§ Source records:
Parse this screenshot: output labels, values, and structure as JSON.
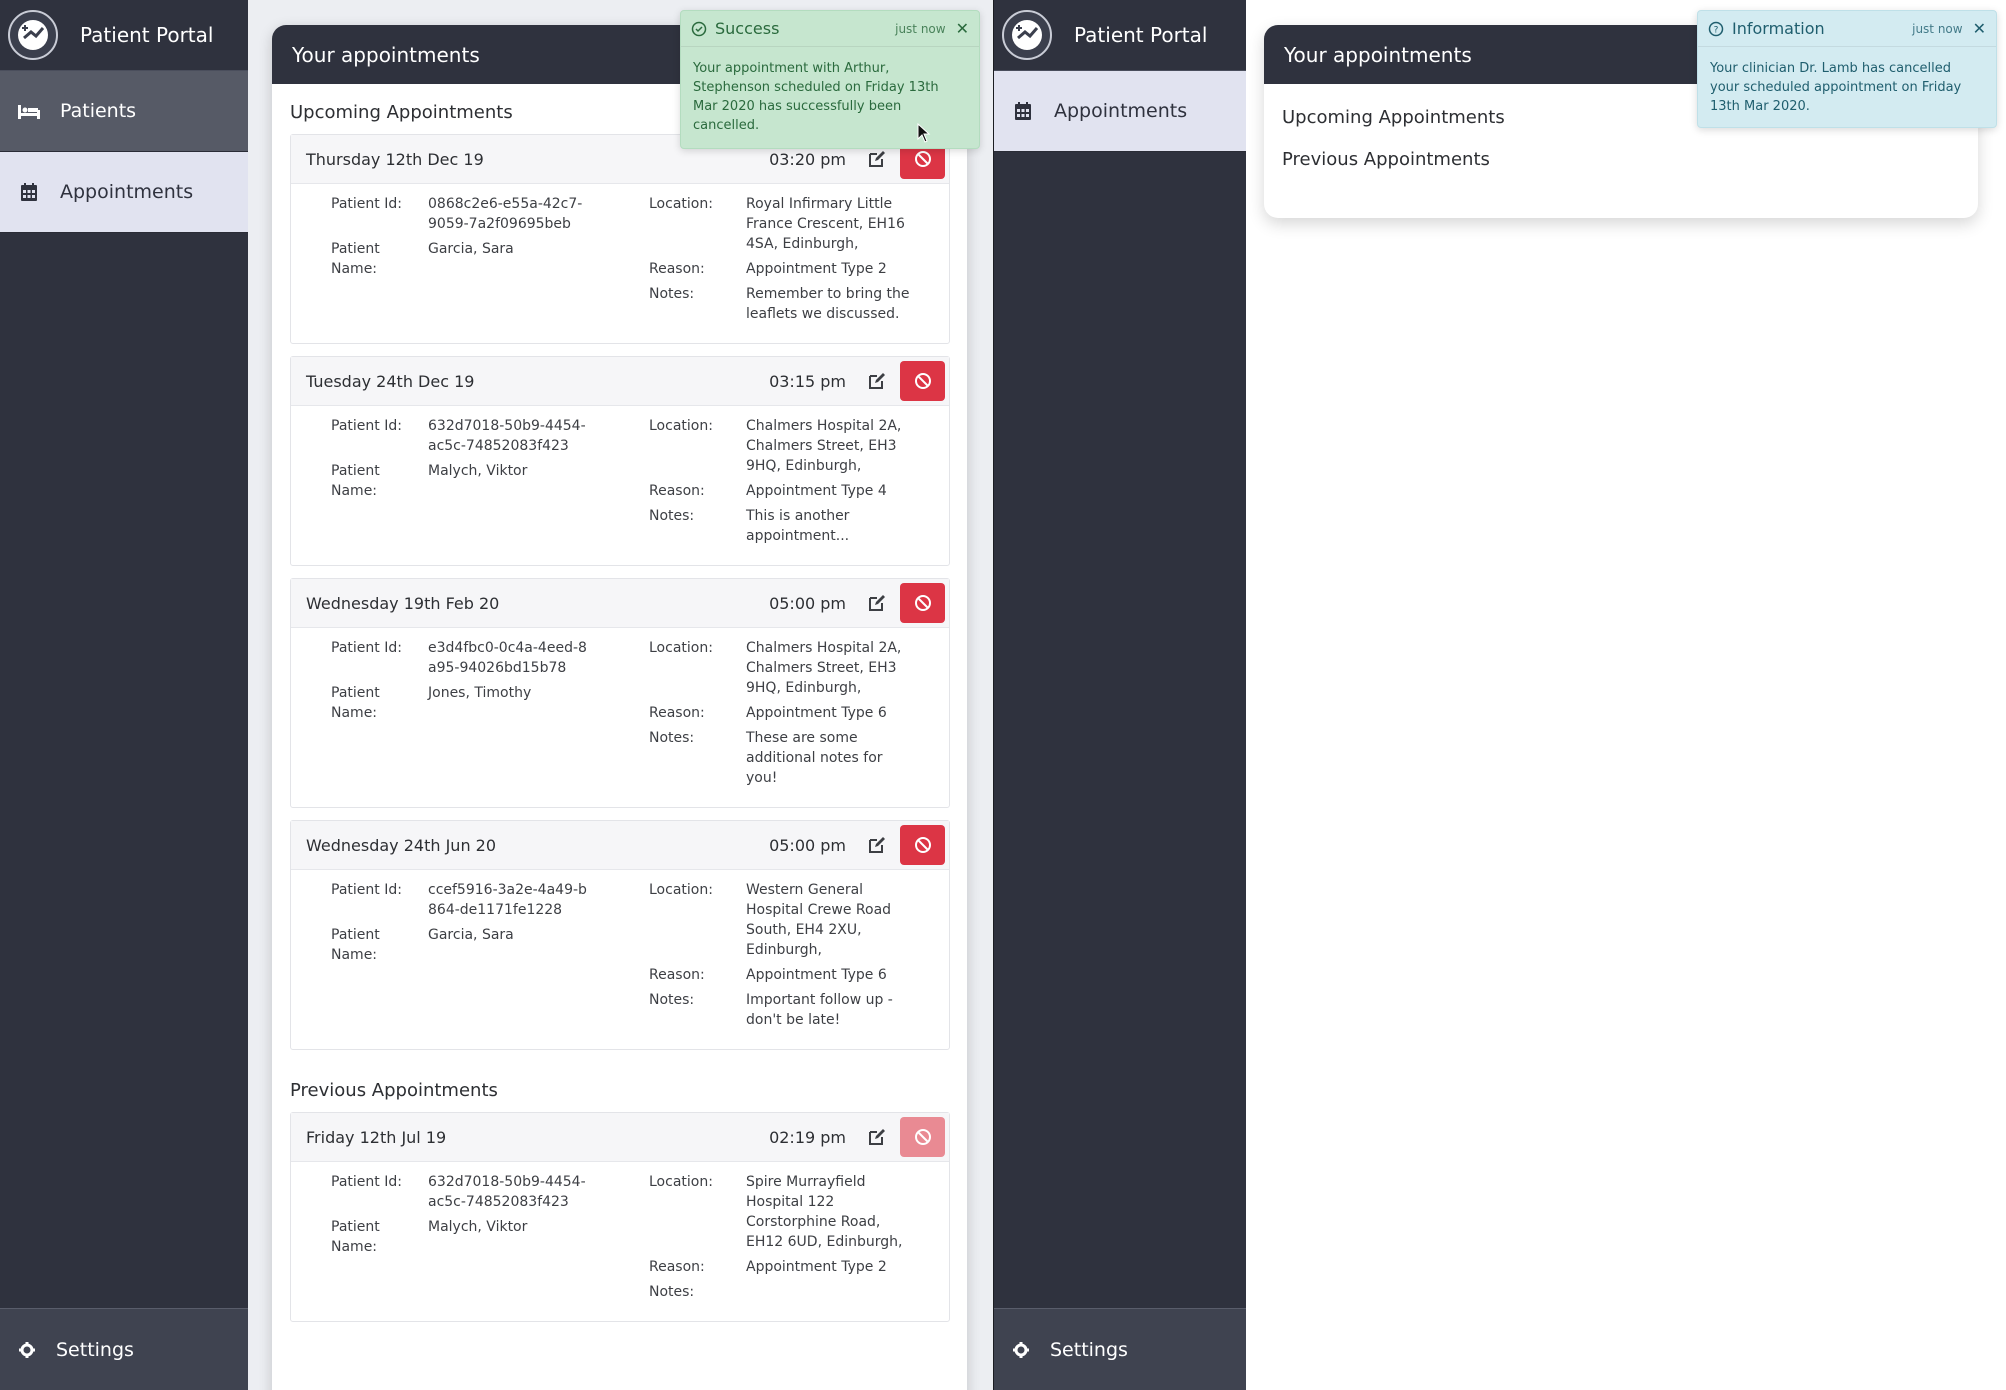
{
  "app": {
    "title": "Patient Portal"
  },
  "left": {
    "nav": [
      {
        "label": "Patients",
        "icon": "bed-icon"
      },
      {
        "label": "Appointments",
        "icon": "calendar-icon"
      }
    ],
    "settings_label": "Settings",
    "panel_title": "Your appointments",
    "upcoming_title": "Upcoming Appointments",
    "previous_title": "Previous Appointments",
    "labels": {
      "patient_id": "Patient Id:",
      "patient_name": "Patient Name:",
      "location": "Location:",
      "reason": "Reason:",
      "notes": "Notes:"
    },
    "upcoming": [
      {
        "date": "Thursday 12th Dec 19",
        "time": "03:20 pm",
        "patient_id": "0868c2e6-e55a-42c7-9059-7a2f09695beb",
        "patient_name": "Garcia, Sara",
        "location": "Royal Infirmary Little France Crescent, EH16 4SA, Edinburgh,",
        "reason": "Appointment Type 2",
        "notes": "Remember to bring the leaflets we discussed."
      },
      {
        "date": "Tuesday 24th Dec 19",
        "time": "03:15 pm",
        "patient_id": "632d7018-50b9-4454-ac5c-74852083f423",
        "patient_name": "Malych, Viktor",
        "location": "Chalmers Hospital 2A, Chalmers Street, EH3 9HQ, Edinburgh,",
        "reason": "Appointment Type 4",
        "notes": "This is another appointment..."
      },
      {
        "date": "Wednesday 19th Feb 20",
        "time": "05:00 pm",
        "patient_id": "e3d4fbc0-0c4a-4eed-8a95-94026bd15b78",
        "patient_name": "Jones, Timothy",
        "location": "Chalmers Hospital 2A, Chalmers Street, EH3 9HQ, Edinburgh,",
        "reason": "Appointment Type 6",
        "notes": "These are some additional notes for you!"
      },
      {
        "date": "Wednesday 24th Jun 20",
        "time": "05:00 pm",
        "patient_id": "ccef5916-3a2e-4a49-b864-de1171fe1228",
        "patient_name": "Garcia, Sara",
        "location": "Western General Hospital Crewe Road South, EH4 2XU, Edinburgh,",
        "reason": "Appointment Type 6",
        "notes": "Important follow up - don't be late!"
      }
    ],
    "previous": [
      {
        "date": "Friday 12th Jul 19",
        "time": "02:19 pm",
        "patient_id": "632d7018-50b9-4454-ac5c-74852083f423",
        "patient_name": "Malych, Viktor",
        "location": "Spire Murrayfield Hospital 122 Corstorphine Road, EH12 6UD, Edinburgh,",
        "reason": "Appointment Type 2",
        "notes": ""
      }
    ],
    "toast": {
      "title": "Success",
      "time": "just now",
      "close": "✕",
      "message": "Your appointment with Arthur, Stephenson scheduled on Friday 13th Mar 2020 has successfully been cancelled."
    }
  },
  "right": {
    "nav": [
      {
        "label": "Appointments",
        "icon": "calendar-icon"
      }
    ],
    "settings_label": "Settings",
    "panel_title": "Your appointments",
    "upcoming_title": "Upcoming Appointments",
    "previous_title": "Previous Appointments",
    "toast": {
      "title": "Information",
      "time": "just now",
      "close": "✕",
      "message": "Your clinician Dr. Lamb has cancelled your scheduled appointment on Friday 13th Mar 2020."
    }
  },
  "colors": {
    "sidebar": "#2f323e",
    "danger": "#dc3545",
    "success_toast": "#c6e6cf",
    "info_toast": "#d3ebf1",
    "active_nav": "#e1e3f0"
  }
}
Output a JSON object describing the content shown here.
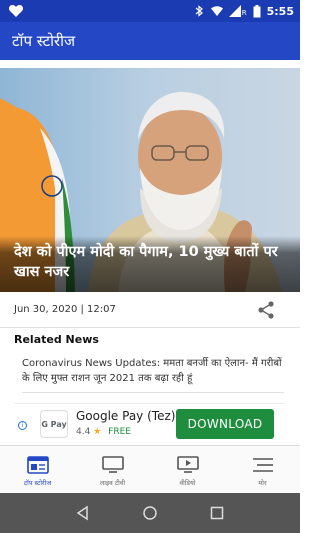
{
  "status_bar": {
    "time": "5:55",
    "icons": [
      "heart-icon",
      "bluetooth-icon",
      "wifi-icon",
      "signal-icon",
      "battery-icon"
    ],
    "signal_label": "R"
  },
  "app_bar": {
    "title": "टॉप स्टोरीज"
  },
  "hero": {
    "headline": "देश को पीएम मोदी का पैगाम, 10 मुख्य बातों पर खास नजर",
    "image": "speaker-photo"
  },
  "meta": {
    "date": "Jun 30, 2020 | 12:07",
    "share_icon": "share-icon"
  },
  "related": {
    "title": "Related News",
    "items": [
      {
        "text": "Coronavirus News Updates: ममता बनर्जी का ऐलान- मैं गरीबों के लिए मुफ्त राशन जून 2021 तक बढ़ा रही हूं"
      }
    ]
  },
  "ad": {
    "app_name": "Google Pay (Tez)",
    "logo_text": "G Pay",
    "rating": "4.4",
    "star": "★",
    "price": "FREE",
    "button_label": "DOWNLOAD",
    "info_icon": "i"
  },
  "bottom_nav": {
    "items": [
      {
        "label": "टॉप स्टोरीज",
        "icon": "newspaper-icon",
        "active": true
      },
      {
        "label": "लाइव टीवी",
        "icon": "tv-icon",
        "active": false
      },
      {
        "label": "वीडियो",
        "icon": "video-icon",
        "active": false
      },
      {
        "label": "मोर",
        "icon": "menu-icon",
        "active": false
      }
    ]
  },
  "colors": {
    "status_bar": "#1a3bb2",
    "app_bar": "#2447c5",
    "download_button": "#1e8e3e",
    "active_nav": "#2447c5"
  }
}
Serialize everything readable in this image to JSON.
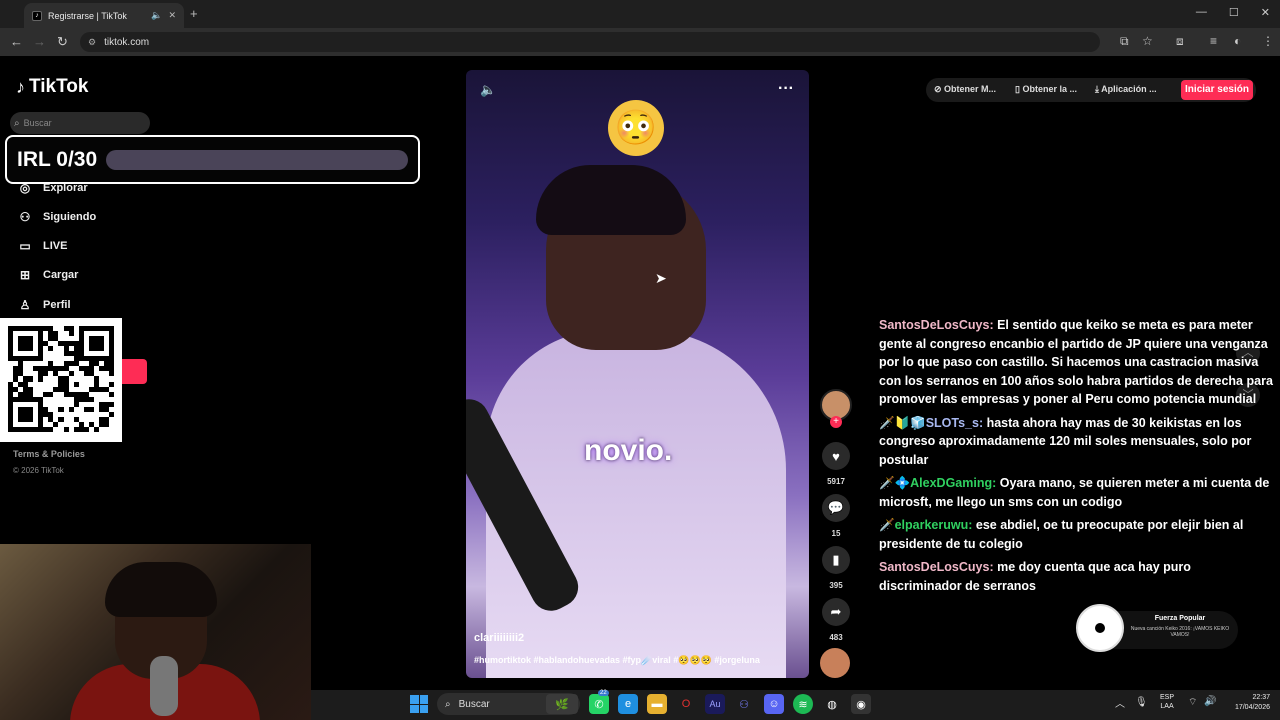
{
  "browser": {
    "tab_title": "Registrarse | TikTok",
    "tab_favicon": "tiktok-favicon",
    "url": "tiktok.com",
    "new_tab": "+",
    "win_controls": [
      "—",
      "☐",
      "✕"
    ]
  },
  "tiktok": {
    "logo": "TikTok",
    "search_placeholder": "Buscar",
    "nav": [
      {
        "label": "Explorar",
        "icon": "compass-icon"
      },
      {
        "label": "Siguiendo",
        "icon": "users-icon"
      },
      {
        "label": "LIVE",
        "icon": "live-icon"
      },
      {
        "label": "Cargar",
        "icon": "upload-icon"
      },
      {
        "label": "Perfil",
        "icon": "person-icon"
      }
    ],
    "terms": "Terms & Policies",
    "copyright": "© 2026 TikTok",
    "topbar": {
      "item1": "Obtener M...",
      "item2": "Obtener la ...",
      "item3": "Aplicación ...",
      "login": "Iniciar sesión"
    }
  },
  "irl_goal": {
    "label": "IRL 0/30",
    "progress": 0
  },
  "video": {
    "caption": "novio.",
    "username": "clariiiiiiii2",
    "hashtags": "#humortiktok #hablandohuevadas #fyp☄️viral #🥺🥺🥺 #jorgeluna",
    "emoji": "😳",
    "likes": "5917",
    "comments": "15",
    "saves": "395",
    "shares": "483"
  },
  "chat": [
    {
      "user": "SantosDeLosCuys:",
      "color": "#f0b8c8",
      "badges": "",
      "text": " El sentido que keiko se meta es para meter gente al congreso encanbio el partido de JP quiere una venganza por lo que paso con castillo. Si hacemos una castracion masiva con los serranos en 100 años solo habra partidos de derecha para promover las empresas y poner al Peru como potencia mundial"
    },
    {
      "user": "SLOTs_s:",
      "color": "#a8b8f0",
      "badges": "🗡️🔰🧊",
      "text": " hasta ahora hay mas de 30 keikistas en los congreso aproximadamente 120 mil soles mensuales, solo por postular"
    },
    {
      "user": "AlexDGaming:",
      "color": "#30d060",
      "badges": "🗡️💠",
      "text": " Oyara mano, se quieren meter a mi cuenta de microsft, me llego un sms con un codigo"
    },
    {
      "user": "elparkeruwu:",
      "color": "#30d060",
      "badges": "🗡️",
      "text": " ese abdiel, oe tu preocupate por elejir bien al presidente de tu colegio"
    },
    {
      "user": "SantosDeLosCuys:",
      "color": "#f0b8c8",
      "badges": "",
      "text": " me doy cuenta que aca hay puro discriminador de serranos"
    }
  ],
  "music_widget": {
    "title": "Fuerza Popular",
    "subtitle": "Nueva canción Keiko 2016: ¡VAMOS KEIKO VAMOS!"
  },
  "taskbar": {
    "search": "Buscar",
    "lang_top": "ESP",
    "lang_bottom": "LAA",
    "time": "22:37",
    "date": "17/04/2026",
    "badge": "22"
  },
  "colors": {
    "accent": "#fe2c55",
    "progress_fill": "#8b6cd8",
    "progress_track": "#4a4458"
  }
}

§ Your instructions: Each line holding "cuenta" in the records should be copied out.

§ Expected answer:
      "text": " Oyara mano, se quieren meter a mi cuenta de microsft, me llego un sms con un codigo"
      "text": " me doy cuenta que aca hay puro discriminador de serranos"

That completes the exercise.